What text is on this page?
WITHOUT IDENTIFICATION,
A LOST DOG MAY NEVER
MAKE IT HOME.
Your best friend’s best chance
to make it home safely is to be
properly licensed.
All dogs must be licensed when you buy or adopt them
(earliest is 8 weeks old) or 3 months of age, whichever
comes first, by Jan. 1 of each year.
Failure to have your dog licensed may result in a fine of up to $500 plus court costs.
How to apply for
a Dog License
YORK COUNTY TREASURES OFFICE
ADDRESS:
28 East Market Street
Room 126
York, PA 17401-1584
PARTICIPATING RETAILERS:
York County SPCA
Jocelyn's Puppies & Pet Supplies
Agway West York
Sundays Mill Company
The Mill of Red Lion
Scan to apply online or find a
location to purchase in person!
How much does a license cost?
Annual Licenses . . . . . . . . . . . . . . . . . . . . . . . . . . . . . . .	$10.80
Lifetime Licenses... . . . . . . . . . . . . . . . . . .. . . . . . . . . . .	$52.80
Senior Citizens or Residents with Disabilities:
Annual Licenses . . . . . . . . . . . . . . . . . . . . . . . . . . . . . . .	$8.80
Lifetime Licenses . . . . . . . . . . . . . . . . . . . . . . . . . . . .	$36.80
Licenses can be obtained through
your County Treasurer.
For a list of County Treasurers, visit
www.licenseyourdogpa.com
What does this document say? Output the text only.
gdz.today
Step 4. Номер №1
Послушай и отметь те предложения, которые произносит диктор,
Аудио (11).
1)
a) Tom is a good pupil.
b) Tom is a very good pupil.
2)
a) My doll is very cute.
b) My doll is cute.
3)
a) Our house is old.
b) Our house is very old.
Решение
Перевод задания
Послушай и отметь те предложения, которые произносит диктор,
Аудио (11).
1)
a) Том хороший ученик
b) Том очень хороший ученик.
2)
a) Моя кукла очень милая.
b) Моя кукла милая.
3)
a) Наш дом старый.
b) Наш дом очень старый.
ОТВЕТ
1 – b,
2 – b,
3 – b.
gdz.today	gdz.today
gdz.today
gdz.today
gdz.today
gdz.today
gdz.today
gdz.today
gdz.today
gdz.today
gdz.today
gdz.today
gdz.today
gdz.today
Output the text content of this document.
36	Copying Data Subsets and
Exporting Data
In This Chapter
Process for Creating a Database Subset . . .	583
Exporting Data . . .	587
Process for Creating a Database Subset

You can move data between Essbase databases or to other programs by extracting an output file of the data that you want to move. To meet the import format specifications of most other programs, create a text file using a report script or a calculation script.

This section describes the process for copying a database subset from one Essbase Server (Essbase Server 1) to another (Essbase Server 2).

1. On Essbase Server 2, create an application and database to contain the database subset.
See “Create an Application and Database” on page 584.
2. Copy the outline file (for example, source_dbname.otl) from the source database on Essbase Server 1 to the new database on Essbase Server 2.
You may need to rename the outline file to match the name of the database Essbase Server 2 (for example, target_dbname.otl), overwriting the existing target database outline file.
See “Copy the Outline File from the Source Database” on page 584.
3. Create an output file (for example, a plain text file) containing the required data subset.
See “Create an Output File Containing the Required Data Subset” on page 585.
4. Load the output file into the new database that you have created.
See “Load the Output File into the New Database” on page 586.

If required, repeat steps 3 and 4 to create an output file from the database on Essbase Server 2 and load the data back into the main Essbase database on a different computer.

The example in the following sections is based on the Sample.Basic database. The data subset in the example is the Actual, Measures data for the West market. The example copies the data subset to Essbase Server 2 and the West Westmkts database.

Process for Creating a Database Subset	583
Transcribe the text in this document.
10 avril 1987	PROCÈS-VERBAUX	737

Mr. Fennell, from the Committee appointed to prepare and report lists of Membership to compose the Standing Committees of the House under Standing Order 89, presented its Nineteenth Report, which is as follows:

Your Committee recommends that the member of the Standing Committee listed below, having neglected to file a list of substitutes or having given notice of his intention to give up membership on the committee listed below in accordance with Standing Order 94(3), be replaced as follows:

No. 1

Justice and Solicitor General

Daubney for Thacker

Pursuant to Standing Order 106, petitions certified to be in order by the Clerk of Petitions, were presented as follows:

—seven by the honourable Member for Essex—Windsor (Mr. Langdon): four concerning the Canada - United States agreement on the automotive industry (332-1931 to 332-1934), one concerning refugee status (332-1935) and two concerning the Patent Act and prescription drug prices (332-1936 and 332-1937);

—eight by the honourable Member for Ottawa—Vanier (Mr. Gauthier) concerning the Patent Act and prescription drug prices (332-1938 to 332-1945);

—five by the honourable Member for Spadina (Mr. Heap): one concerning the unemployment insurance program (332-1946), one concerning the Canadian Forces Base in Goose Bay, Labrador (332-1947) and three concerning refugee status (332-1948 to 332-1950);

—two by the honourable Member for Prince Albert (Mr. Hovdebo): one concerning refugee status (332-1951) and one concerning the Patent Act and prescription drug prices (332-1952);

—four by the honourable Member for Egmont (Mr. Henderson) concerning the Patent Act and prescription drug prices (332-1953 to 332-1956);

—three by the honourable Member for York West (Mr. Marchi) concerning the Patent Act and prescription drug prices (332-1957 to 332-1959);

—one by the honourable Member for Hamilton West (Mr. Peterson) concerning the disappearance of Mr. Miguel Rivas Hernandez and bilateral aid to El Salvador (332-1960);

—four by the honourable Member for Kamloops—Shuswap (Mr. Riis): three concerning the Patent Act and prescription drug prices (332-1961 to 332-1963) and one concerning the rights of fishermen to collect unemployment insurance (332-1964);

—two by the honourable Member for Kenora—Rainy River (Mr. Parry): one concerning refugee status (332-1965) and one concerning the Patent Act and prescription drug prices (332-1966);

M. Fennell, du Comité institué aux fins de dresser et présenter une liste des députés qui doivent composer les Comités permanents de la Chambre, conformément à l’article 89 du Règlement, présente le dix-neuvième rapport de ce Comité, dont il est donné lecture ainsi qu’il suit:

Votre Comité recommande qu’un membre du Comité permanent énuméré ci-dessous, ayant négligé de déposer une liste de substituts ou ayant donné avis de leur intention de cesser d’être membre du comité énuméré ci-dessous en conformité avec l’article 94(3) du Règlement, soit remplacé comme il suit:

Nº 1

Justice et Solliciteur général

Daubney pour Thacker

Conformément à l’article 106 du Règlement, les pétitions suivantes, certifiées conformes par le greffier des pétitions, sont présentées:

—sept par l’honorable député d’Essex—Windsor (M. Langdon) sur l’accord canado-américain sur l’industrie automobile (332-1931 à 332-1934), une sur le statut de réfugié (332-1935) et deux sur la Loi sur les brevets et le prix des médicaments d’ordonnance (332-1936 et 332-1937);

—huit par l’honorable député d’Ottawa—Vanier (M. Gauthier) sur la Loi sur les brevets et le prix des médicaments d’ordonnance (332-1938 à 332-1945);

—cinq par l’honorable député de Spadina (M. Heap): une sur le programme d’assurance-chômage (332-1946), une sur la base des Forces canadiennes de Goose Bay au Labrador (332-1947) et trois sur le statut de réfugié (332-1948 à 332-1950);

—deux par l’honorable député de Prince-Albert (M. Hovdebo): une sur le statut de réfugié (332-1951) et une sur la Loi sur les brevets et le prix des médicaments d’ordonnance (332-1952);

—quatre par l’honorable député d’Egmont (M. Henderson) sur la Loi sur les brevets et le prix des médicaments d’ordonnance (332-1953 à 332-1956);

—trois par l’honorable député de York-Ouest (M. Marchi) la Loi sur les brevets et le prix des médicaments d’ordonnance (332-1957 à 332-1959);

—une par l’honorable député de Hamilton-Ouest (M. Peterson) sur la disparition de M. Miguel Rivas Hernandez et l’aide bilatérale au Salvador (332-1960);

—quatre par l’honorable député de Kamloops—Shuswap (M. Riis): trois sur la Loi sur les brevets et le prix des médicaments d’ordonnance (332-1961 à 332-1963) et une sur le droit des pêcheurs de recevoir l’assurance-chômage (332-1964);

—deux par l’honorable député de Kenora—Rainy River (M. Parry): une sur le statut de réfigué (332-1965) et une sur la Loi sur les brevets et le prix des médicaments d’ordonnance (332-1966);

..........

**Given instruction:** Return each line with "insurance".

**Complete answer:**
—five by the honourable Member for Spadina (Mr. Heap): one concerning the unemployment insurance program (332-1946), one concerning the Canadian Forces Base in Goose Bay, Labrador (332-1947) and three concerning refugee status (332-1948 to 332-1950);
—four by the honourable Member for Kamloops—Shuswap (Mr. Riis): three concerning the Patent Act and prescription drug prices (332-1961 to 332-1963) and one concerning the rights of fishermen to collect unemployment insurance (332-1964);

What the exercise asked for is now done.